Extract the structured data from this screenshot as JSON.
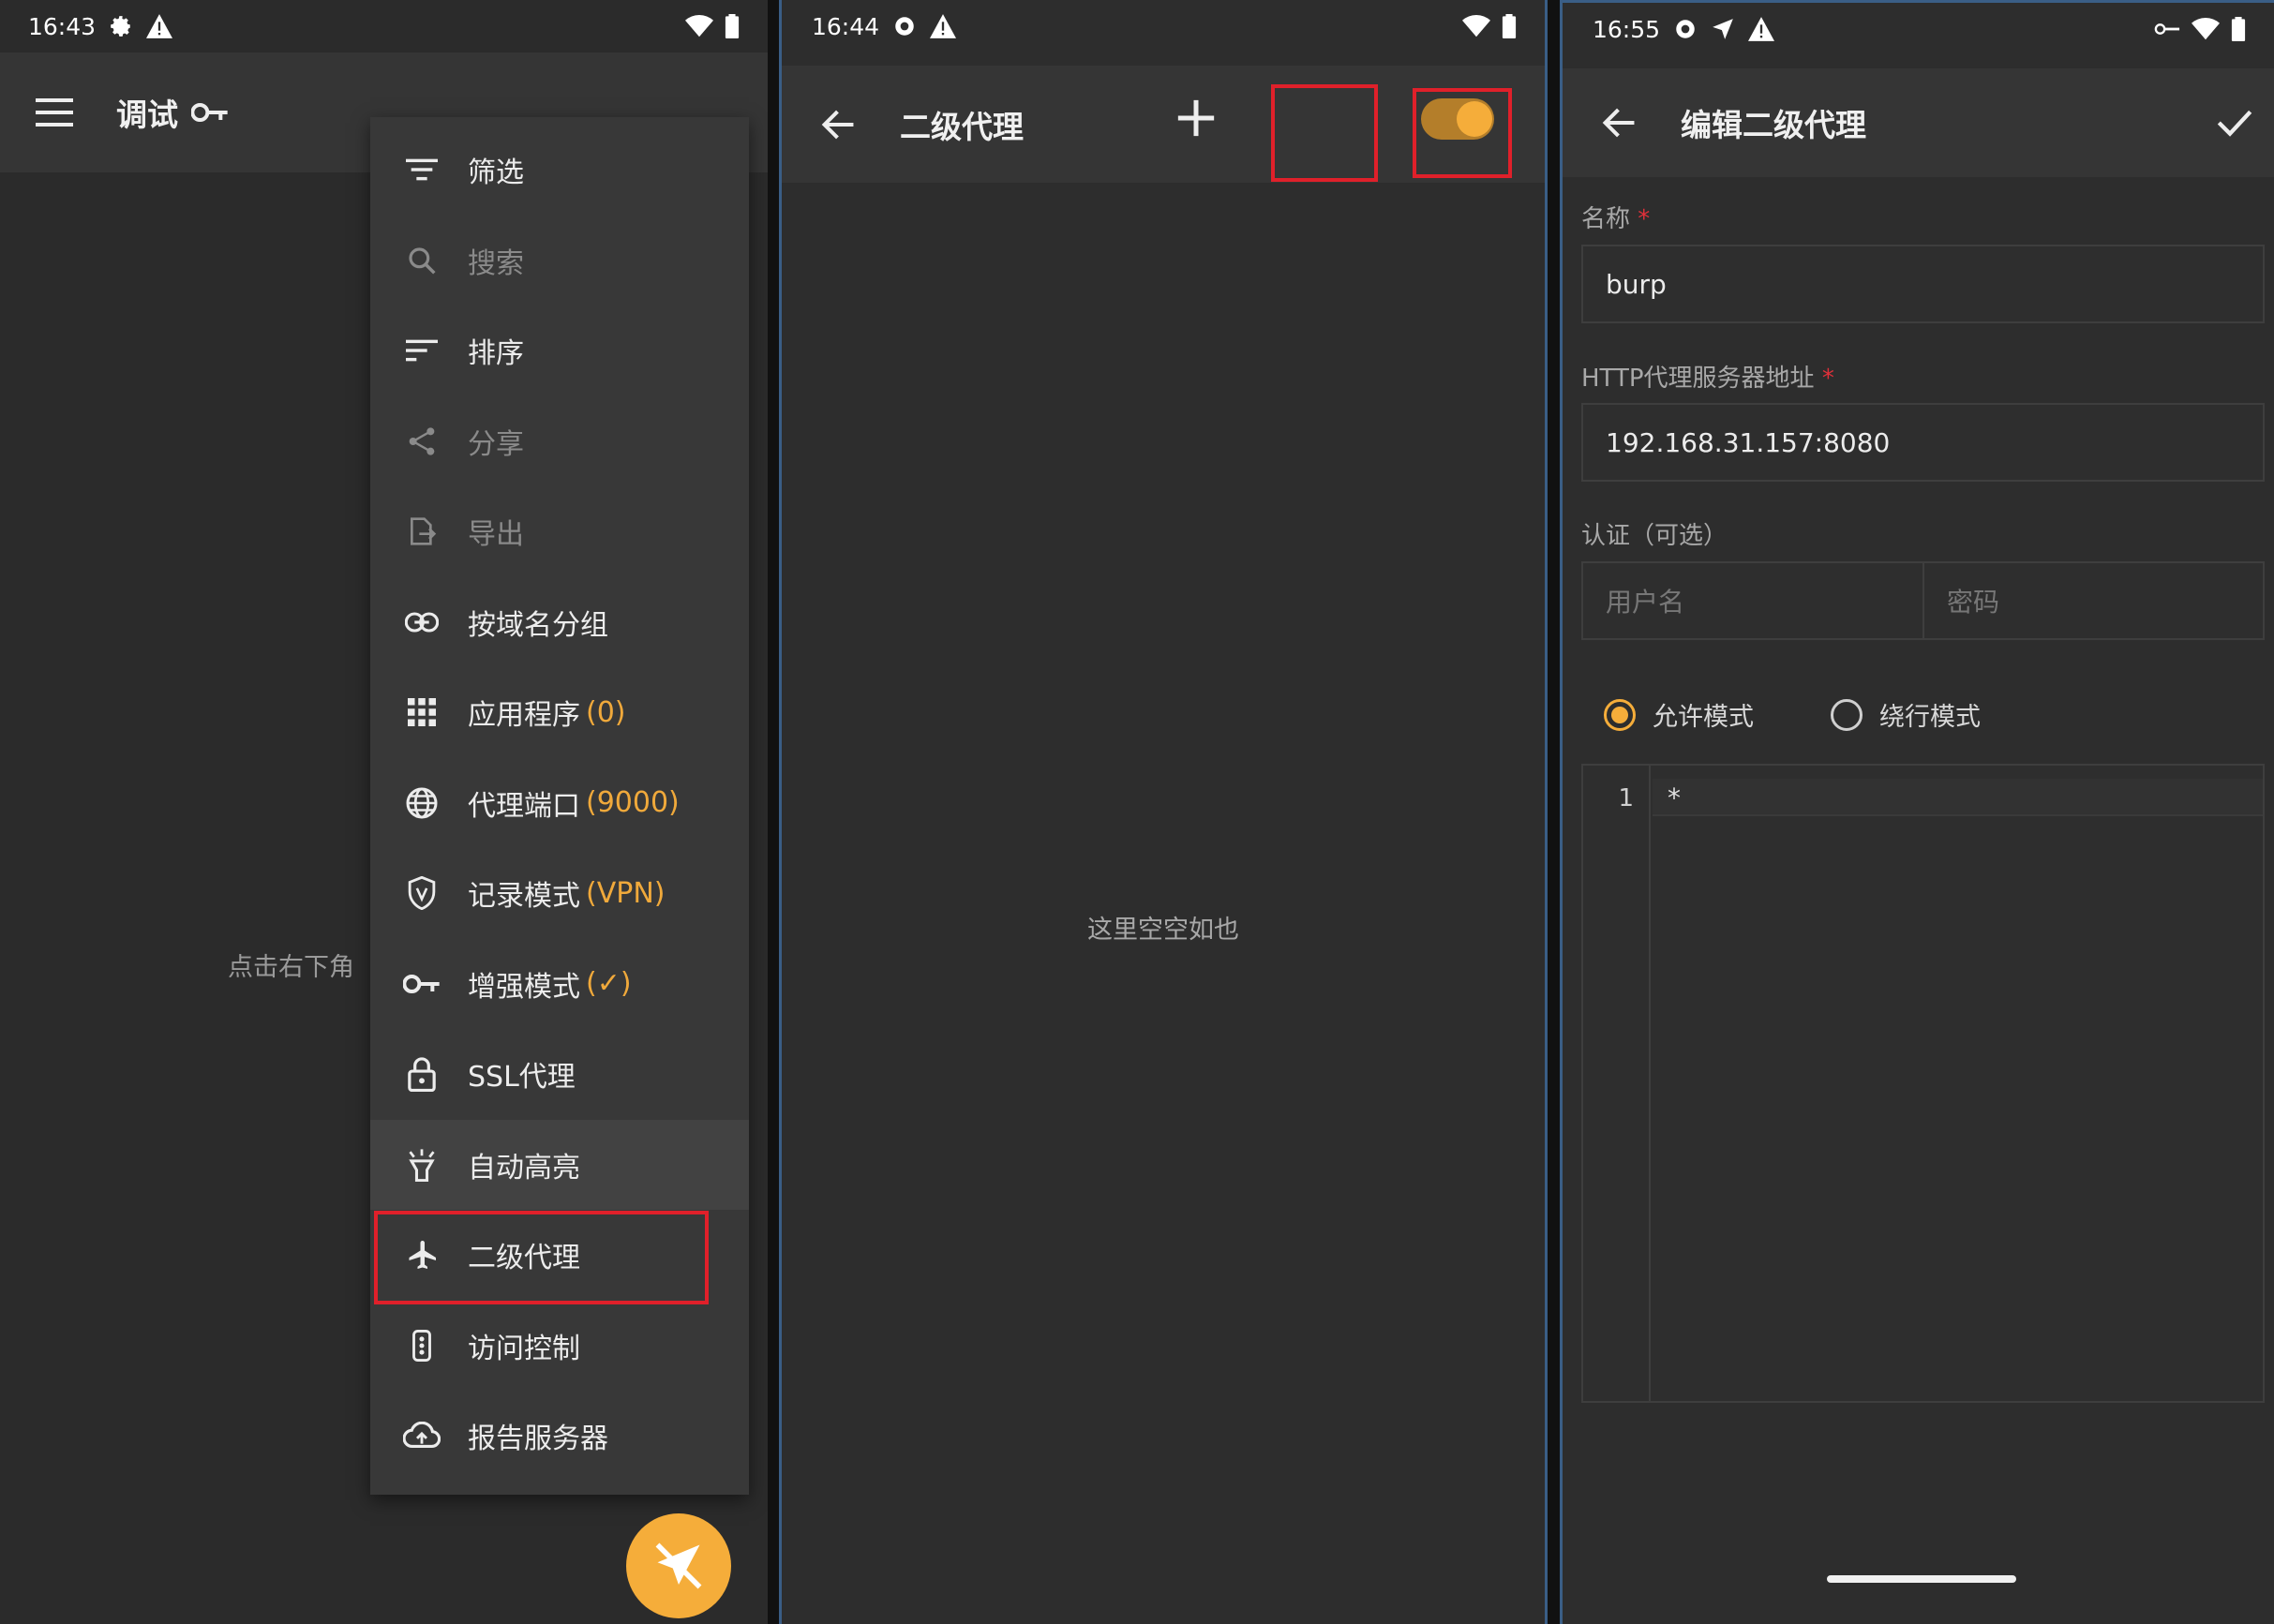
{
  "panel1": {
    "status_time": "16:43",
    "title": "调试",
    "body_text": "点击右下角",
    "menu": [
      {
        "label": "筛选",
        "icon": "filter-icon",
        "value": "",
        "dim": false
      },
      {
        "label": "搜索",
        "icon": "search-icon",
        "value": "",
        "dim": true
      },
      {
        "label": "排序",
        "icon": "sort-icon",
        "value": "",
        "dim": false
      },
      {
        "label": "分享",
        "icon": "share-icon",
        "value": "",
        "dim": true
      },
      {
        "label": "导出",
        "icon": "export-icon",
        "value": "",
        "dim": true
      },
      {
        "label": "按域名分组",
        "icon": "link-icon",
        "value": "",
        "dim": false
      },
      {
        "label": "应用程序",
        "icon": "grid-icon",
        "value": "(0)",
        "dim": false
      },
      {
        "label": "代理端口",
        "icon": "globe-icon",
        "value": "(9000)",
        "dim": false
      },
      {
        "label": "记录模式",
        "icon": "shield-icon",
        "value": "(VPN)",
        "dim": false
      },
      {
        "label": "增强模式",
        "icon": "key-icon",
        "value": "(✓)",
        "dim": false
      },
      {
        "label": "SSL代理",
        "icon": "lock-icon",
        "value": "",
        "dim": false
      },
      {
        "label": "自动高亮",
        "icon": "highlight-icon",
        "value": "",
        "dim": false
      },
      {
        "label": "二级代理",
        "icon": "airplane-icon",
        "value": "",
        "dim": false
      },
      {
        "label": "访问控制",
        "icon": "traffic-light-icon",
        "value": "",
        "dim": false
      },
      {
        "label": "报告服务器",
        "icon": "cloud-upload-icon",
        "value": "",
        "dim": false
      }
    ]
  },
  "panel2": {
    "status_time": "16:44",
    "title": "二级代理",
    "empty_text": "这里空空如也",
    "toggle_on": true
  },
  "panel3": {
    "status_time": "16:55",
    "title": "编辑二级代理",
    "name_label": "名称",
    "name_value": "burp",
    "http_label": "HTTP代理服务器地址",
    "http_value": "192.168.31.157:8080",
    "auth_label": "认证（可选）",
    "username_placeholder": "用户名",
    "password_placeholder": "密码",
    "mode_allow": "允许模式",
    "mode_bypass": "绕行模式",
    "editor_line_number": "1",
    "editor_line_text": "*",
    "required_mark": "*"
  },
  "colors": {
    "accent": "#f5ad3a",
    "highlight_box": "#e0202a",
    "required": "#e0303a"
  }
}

- _OBJECTIVE_: Verbatim reproduction of every record is required; images are left out.

- _RESULT FOR THIS TASK_:
Extract the structured data from this screenshot as JSON.
{
  "panel1": {
    "status_time": "16:43",
    "title": "调试",
    "body_text": "点击右下角",
    "menu": [
      {
        "label": "筛选",
        "icon": "filter-icon",
        "value": "",
        "dim": false
      },
      {
        "label": "搜索",
        "icon": "search-icon",
        "value": "",
        "dim": true
      },
      {
        "label": "排序",
        "icon": "sort-icon",
        "value": "",
        "dim": false
      },
      {
        "label": "分享",
        "icon": "share-icon",
        "value": "",
        "dim": true
      },
      {
        "label": "导出",
        "icon": "export-icon",
        "value": "",
        "dim": true
      },
      {
        "label": "按域名分组",
        "icon": "link-icon",
        "value": "",
        "dim": false
      },
      {
        "label": "应用程序",
        "icon": "grid-icon",
        "value": "(0)",
        "dim": false
      },
      {
        "label": "代理端口",
        "icon": "globe-icon",
        "value": "(9000)",
        "dim": false
      },
      {
        "label": "记录模式",
        "icon": "shield-icon",
        "value": "(VPN)",
        "dim": false
      },
      {
        "label": "增强模式",
        "icon": "key-icon",
        "value": "(✓)",
        "dim": false
      },
      {
        "label": "SSL代理",
        "icon": "lock-icon",
        "value": "",
        "dim": false
      },
      {
        "label": "自动高亮",
        "icon": "highlight-icon",
        "value": "",
        "dim": false
      },
      {
        "label": "二级代理",
        "icon": "airplane-icon",
        "value": "",
        "dim": false
      },
      {
        "label": "访问控制",
        "icon": "traffic-light-icon",
        "value": "",
        "dim": false
      },
      {
        "label": "报告服务器",
        "icon": "cloud-upload-icon",
        "value": "",
        "dim": false
      }
    ]
  },
  "panel2": {
    "status_time": "16:44",
    "title": "二级代理",
    "empty_text": "这里空空如也",
    "toggle_on": true
  },
  "panel3": {
    "status_time": "16:55",
    "title": "编辑二级代理",
    "name_label": "名称",
    "name_value": "burp",
    "http_label": "HTTP代理服务器地址",
    "http_value": "192.168.31.157:8080",
    "auth_label": "认证（可选）",
    "username_placeholder": "用户名",
    "password_placeholder": "密码",
    "mode_allow": "允许模式",
    "mode_bypass": "绕行模式",
    "editor_line_number": "1",
    "editor_line_text": "*",
    "required_mark": "*"
  },
  "colors": {
    "accent": "#f5ad3a",
    "highlight_box": "#e0202a",
    "required": "#e0303a"
  }
}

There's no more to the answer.